#### DIRECTION
Identify all lines below that hold "Aufl" and collect them.
####################
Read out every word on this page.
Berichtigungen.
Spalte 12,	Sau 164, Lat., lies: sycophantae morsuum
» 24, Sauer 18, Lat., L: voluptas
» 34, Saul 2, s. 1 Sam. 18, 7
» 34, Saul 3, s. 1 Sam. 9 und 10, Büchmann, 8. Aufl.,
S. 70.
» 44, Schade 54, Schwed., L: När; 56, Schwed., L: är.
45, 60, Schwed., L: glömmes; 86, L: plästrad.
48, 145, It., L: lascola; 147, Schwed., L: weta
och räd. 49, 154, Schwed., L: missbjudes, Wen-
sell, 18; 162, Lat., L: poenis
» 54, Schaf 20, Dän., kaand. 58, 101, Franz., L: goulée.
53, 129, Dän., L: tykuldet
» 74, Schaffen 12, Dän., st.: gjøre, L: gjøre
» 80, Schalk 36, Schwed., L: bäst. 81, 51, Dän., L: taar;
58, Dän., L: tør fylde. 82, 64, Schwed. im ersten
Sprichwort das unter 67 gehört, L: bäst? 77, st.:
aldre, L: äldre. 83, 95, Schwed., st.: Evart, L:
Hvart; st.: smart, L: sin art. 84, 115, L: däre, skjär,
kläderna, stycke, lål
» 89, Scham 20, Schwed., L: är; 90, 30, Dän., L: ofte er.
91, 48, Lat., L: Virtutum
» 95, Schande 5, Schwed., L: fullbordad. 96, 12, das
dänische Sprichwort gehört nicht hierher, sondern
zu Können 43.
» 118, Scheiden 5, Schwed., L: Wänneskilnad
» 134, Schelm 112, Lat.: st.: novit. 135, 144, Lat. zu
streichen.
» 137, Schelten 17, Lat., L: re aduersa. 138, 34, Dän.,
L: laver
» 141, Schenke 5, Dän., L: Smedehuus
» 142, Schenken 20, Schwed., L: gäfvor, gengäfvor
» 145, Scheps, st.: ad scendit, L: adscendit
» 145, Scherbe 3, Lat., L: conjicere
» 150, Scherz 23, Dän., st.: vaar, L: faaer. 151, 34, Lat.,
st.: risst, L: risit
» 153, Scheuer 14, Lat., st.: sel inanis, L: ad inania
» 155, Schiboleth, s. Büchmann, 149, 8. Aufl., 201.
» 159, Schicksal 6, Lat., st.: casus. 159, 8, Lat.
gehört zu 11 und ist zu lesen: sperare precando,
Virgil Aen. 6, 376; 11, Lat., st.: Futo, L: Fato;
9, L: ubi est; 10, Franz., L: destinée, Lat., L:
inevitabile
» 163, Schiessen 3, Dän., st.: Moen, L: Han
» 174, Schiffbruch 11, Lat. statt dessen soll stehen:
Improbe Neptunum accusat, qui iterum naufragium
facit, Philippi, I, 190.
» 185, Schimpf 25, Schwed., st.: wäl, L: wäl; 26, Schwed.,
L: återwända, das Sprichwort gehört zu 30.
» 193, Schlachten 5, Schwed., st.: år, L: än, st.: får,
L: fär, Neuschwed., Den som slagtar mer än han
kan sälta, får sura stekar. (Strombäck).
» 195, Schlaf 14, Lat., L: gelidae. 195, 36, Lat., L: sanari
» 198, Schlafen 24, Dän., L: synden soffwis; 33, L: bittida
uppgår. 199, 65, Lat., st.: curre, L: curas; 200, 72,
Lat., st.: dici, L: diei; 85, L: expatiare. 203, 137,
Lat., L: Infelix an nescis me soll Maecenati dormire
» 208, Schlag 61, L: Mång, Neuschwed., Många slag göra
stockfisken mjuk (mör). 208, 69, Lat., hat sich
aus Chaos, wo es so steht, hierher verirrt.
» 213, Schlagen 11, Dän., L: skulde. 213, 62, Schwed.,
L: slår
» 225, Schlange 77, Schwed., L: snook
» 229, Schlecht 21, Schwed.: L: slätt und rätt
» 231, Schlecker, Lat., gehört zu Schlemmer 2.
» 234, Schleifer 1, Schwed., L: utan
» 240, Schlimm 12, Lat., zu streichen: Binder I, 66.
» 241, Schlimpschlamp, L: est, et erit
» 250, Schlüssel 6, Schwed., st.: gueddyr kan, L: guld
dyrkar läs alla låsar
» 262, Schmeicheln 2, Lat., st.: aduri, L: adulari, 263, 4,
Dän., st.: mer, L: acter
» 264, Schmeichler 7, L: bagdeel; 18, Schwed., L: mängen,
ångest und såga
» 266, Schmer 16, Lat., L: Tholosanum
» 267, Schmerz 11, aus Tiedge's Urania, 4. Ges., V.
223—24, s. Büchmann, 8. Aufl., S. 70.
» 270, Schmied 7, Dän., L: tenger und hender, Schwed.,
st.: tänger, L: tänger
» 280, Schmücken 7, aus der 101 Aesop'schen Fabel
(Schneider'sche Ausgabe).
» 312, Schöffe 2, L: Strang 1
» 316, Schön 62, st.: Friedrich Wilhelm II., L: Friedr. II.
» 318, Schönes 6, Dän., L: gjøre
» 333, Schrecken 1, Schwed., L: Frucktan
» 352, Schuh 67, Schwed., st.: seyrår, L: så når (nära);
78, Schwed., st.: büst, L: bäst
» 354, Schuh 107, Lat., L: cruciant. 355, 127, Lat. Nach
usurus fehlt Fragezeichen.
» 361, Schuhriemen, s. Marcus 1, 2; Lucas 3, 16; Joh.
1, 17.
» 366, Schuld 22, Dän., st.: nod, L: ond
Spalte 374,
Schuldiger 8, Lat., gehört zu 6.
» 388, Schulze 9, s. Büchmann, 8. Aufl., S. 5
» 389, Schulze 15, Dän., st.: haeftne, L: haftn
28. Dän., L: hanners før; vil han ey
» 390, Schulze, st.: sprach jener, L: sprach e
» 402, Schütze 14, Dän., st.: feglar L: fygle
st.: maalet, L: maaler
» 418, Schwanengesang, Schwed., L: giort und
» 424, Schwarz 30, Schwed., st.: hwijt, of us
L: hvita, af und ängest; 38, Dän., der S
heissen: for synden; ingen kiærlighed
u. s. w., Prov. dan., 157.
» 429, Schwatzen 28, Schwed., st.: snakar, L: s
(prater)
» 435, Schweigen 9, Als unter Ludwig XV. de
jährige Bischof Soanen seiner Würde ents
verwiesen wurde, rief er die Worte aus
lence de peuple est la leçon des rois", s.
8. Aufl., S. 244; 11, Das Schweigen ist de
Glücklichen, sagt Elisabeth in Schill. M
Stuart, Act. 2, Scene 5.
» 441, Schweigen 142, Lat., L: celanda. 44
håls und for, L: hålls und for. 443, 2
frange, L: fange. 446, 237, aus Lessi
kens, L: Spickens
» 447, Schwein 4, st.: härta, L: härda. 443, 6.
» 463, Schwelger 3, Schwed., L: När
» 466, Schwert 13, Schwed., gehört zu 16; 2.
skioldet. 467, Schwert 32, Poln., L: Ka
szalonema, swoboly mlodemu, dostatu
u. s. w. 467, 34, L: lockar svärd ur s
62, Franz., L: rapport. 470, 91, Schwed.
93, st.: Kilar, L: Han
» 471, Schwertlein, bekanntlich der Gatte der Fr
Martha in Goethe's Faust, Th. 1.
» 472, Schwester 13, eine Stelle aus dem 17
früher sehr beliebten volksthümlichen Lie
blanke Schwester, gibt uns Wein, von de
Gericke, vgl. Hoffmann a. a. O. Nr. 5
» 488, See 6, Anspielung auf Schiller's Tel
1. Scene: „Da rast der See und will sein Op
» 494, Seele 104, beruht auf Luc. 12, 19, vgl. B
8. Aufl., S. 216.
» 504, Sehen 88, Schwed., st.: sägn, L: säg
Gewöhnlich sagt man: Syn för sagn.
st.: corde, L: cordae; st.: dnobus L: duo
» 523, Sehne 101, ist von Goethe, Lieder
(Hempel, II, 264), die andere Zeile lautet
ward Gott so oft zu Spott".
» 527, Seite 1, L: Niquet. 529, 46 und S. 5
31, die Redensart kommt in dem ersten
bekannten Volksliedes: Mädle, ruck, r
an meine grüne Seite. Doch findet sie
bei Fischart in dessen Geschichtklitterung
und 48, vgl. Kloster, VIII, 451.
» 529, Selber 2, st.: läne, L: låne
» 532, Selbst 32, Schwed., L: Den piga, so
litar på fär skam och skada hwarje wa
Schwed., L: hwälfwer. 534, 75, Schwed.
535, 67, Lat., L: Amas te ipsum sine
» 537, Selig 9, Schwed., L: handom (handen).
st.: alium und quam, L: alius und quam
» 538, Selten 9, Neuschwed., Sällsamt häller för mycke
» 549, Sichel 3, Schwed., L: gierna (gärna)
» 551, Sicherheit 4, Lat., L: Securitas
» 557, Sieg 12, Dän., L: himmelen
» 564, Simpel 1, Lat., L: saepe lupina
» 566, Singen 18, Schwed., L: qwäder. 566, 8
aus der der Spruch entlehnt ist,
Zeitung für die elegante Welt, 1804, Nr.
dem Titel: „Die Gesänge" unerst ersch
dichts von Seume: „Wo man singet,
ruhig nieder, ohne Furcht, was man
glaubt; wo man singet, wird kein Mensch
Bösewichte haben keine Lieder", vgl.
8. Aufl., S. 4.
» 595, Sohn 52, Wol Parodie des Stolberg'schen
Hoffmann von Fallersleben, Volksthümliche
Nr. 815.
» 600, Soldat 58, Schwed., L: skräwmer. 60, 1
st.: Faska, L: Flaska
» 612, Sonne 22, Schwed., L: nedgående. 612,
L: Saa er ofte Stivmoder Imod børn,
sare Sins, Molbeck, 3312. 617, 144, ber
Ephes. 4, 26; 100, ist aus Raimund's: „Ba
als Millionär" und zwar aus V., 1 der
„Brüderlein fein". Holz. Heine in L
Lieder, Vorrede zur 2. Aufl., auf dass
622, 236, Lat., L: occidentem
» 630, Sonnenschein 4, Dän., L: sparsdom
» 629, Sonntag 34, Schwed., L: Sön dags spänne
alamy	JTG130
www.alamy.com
####################
#### RESULT OF THIS TASK
» 34, Saul 3, s. 1 Sam. 9 und 10, Büchmann, 8. Aufl.,
» 155, Schiboleth, s. Büchmann, 149, 8. Aufl., 201.
223—24, s. Büchmann, 8. Aufl., S. 70.
» 388, Schulze 9, s. Büchmann, 8. Aufl., S. 5
8. Aufl., S. 244; 11, Das Schweigen ist de
8. Aufl., S. 216.
8. Aufl., S. 4.
Lieder, Vorrede zur 2. Aufl., auf dass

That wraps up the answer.